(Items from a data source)
^^^^^^^^
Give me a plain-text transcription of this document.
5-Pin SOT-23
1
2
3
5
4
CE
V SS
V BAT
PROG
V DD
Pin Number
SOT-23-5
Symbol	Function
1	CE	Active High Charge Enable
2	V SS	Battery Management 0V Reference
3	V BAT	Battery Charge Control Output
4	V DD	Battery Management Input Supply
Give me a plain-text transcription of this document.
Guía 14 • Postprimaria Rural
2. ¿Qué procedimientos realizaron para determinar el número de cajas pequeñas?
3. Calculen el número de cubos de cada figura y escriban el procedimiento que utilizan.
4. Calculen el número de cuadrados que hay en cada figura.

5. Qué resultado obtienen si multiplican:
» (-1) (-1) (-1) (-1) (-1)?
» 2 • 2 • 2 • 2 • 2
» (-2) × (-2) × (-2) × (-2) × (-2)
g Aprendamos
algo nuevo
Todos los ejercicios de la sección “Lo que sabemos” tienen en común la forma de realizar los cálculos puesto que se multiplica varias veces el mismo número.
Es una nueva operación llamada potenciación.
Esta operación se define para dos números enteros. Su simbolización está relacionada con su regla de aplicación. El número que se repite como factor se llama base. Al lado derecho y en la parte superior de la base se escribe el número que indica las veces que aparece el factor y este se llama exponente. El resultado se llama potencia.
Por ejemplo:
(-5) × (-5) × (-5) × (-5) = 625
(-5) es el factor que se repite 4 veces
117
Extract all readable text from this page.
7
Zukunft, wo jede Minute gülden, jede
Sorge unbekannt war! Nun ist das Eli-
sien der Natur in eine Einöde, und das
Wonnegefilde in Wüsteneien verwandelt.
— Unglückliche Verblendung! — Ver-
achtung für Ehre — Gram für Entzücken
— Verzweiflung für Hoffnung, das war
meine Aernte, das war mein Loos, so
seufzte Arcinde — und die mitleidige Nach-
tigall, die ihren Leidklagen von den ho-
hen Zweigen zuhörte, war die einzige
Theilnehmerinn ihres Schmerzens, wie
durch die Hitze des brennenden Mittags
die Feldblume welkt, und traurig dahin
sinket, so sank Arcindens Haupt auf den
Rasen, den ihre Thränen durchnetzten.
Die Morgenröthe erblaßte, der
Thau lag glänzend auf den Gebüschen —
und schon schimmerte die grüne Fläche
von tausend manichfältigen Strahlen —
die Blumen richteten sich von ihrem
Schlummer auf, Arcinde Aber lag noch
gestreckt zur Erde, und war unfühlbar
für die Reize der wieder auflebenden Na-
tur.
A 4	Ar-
^^^^^^^^
## INSTRUCTIONS TO FOLLOW
Transcribe the material above word for word.

## SOLVED EXERCISE
Give me a plain-text transcription of this document.
5-Pin SOT-23
1
2
3
5
4
CE
V SS
V BAT
PROG
V DD
Pin Number
SOT-23-5
Symbol	Function
1	CE	Active High Charge Enable
2	V SS	Battery Management 0V Reference
3	V BAT	Battery Charge Control Output
4	V DD	Battery Management Input Supply
Give me a plain-text transcription of this document.
Guía 14 • Postprimaria Rural
2. ¿Qué procedimientos realizaron para determinar el número de cajas pequeñas?
3. Calculen el número de cubos de cada figura y escriban el procedimiento que utilizan.
4. Calculen el número de cuadrados que hay en cada figura.

5. Qué resultado obtienen si multiplican:
» (-1) (-1) (-1) (-1) (-1)?
» 2 • 2 • 2 • 2 • 2
» (-2) × (-2) × (-2) × (-2) × (-2)
g Aprendamos
algo nuevo
Todos los ejercicios de la sección “Lo que sabemos” tienen en común la forma de realizar los cálculos puesto que se multiplica varias veces el mismo número.
Es una nueva operación llamada potenciación.
Esta operación se define para dos números enteros. Su simbolización está relacionada con su regla de aplicación. El número que se repite como factor se llama base. Al lado derecho y en la parte superior de la base se escribe el número que indica las veces que aparece el factor y este se llama exponente. El resultado se llama potencia.
Por ejemplo:
(-5) × (-5) × (-5) × (-5) = 625
(-5) es el factor que se repite 4 veces
117
Extract all readable text from this page.
7
Zukunft, wo jede Minute gülden, jede
Sorge unbekannt war! Nun ist das Eli-
sien der Natur in eine Einöde, und das
Wonnegefilde in Wüsteneien verwandelt.
— Unglückliche Verblendung! — Ver-
achtung für Ehre — Gram für Entzücken
— Verzweiflung für Hoffnung, das war
meine Aernte, das war mein Loos, so
seufzte Arcinde — und die mitleidige Nach-
tigall, die ihren Leidklagen von den ho-
hen Zweigen zuhörte, war die einzige
Theilnehmerinn ihres Schmerzens, wie
durch die Hitze des brennenden Mittags
die Feldblume welkt, und traurig dahin
sinket, so sank Arcindens Haupt auf den
Rasen, den ihre Thränen durchnetzten.
Die Morgenröthe erblaßte, der
Thau lag glänzend auf den Gebüschen —
und schon schimmerte die grüne Fläche
von tausend manichfältigen Strahlen —
die Blumen richteten sich von ihrem
Schlummer auf, Arcinde Aber lag noch
gestreckt zur Erde, und war unfühlbar
für die Reize der wieder auflebenden Na-
tur.
A 4	Ar-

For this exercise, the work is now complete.